(Element position data)

┌──

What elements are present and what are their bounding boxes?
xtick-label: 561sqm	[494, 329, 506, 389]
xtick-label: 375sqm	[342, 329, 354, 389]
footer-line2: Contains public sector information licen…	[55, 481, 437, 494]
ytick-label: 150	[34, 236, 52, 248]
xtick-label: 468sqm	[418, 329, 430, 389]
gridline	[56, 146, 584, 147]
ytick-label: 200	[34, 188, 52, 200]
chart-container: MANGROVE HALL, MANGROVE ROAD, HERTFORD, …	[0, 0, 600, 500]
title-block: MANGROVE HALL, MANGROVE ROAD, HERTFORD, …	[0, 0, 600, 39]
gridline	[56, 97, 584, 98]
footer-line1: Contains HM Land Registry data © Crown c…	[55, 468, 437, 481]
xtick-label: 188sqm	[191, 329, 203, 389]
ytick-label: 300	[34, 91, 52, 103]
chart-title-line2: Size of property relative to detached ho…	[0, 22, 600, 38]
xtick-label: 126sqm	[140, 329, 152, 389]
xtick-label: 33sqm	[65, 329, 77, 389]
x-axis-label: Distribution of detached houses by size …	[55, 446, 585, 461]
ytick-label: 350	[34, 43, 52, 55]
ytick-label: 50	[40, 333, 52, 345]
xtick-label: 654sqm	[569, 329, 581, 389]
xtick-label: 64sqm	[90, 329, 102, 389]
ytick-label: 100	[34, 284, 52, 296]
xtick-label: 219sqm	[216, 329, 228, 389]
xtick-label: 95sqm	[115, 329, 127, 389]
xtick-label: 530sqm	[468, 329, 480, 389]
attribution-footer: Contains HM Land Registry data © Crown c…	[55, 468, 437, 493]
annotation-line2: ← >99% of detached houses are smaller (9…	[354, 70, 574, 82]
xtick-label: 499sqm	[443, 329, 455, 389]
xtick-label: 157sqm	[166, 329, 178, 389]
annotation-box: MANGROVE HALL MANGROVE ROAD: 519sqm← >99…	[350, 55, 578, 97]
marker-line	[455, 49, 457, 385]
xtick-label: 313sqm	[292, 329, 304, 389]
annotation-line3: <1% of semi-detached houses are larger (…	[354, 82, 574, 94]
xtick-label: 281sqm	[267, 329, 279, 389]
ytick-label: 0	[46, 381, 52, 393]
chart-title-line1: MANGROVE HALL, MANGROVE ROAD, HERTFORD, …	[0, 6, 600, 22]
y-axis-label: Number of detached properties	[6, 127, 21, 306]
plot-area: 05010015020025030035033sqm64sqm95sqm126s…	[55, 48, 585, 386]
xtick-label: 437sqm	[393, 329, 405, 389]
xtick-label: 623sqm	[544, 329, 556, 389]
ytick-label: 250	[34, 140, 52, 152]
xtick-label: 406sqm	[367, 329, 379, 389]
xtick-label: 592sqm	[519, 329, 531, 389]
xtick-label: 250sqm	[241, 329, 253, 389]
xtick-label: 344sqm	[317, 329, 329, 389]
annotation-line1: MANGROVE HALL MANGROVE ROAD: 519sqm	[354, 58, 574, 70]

└──

## Instructions to follow
Replace each "ytick-label" in the data with "y-tick-label" and write the lines out again with nothing else changed.

## Exercise answer
What elements are present and what are their bounding boxes?
xtick-label: 561sqm	[494, 329, 506, 389]
xtick-label: 375sqm	[342, 329, 354, 389]
footer-line2: Contains public sector information licen…	[55, 481, 437, 494]
y-tick-label: 150	[34, 236, 52, 248]
xtick-label: 468sqm	[418, 329, 430, 389]
gridline	[56, 146, 584, 147]
y-tick-label: 200	[34, 188, 52, 200]
chart-container: MANGROVE HALL, MANGROVE ROAD, HERTFORD, …	[0, 0, 600, 500]
title-block: MANGROVE HALL, MANGROVE ROAD, HERTFORD, …	[0, 0, 600, 39]
gridline	[56, 97, 584, 98]
footer-line1: Contains HM Land Registry data © Crown c…	[55, 468, 437, 481]
xtick-label: 188sqm	[191, 329, 203, 389]
y-tick-label: 300	[34, 91, 52, 103]
chart-title-line2: Size of property relative to detached ho…	[0, 22, 600, 38]
xtick-label: 126sqm	[140, 329, 152, 389]
xtick-label: 33sqm	[65, 329, 77, 389]
x-axis-label: Distribution of detached houses by size …	[55, 446, 585, 461]
y-tick-label: 350	[34, 43, 52, 55]
y-tick-label: 50	[40, 333, 52, 345]
xtick-label: 654sqm	[569, 329, 581, 389]
xtick-label: 64sqm	[90, 329, 102, 389]
y-tick-label: 100	[34, 284, 52, 296]
xtick-label: 219sqm	[216, 329, 228, 389]
xtick-label: 95sqm	[115, 329, 127, 389]
xtick-label: 530sqm	[468, 329, 480, 389]
attribution-footer: Contains HM Land Registry data © Crown c…	[55, 468, 437, 493]
annotation-line2: ← >99% of detached houses are smaller (9…	[354, 70, 574, 82]
xtick-label: 499sqm	[443, 329, 455, 389]
xtick-label: 157sqm	[166, 329, 178, 389]
annotation-box: MANGROVE HALL MANGROVE ROAD: 519sqm← >99…	[350, 55, 578, 97]
marker-line	[455, 49, 457, 385]
xtick-label: 313sqm	[292, 329, 304, 389]
annotation-line3: <1% of semi-detached houses are larger (…	[354, 82, 574, 94]
xtick-label: 281sqm	[267, 329, 279, 389]
y-tick-label: 0	[46, 381, 52, 393]
chart-title-line1: MANGROVE HALL, MANGROVE ROAD, HERTFORD, …	[0, 6, 600, 22]
y-axis-label: Number of detached properties	[6, 127, 21, 306]
plot-area: 05010015020025030035033sqm64sqm95sqm126s…	[55, 48, 585, 386]
xtick-label: 437sqm	[393, 329, 405, 389]
xtick-label: 623sqm	[544, 329, 556, 389]
y-tick-label: 250	[34, 140, 52, 152]
xtick-label: 406sqm	[367, 329, 379, 389]
xtick-label: 592sqm	[519, 329, 531, 389]
xtick-label: 250sqm	[241, 329, 253, 389]
xtick-label: 344sqm	[317, 329, 329, 389]
annotation-line1: MANGROVE HALL MANGROVE ROAD: 519sqm	[354, 58, 574, 70]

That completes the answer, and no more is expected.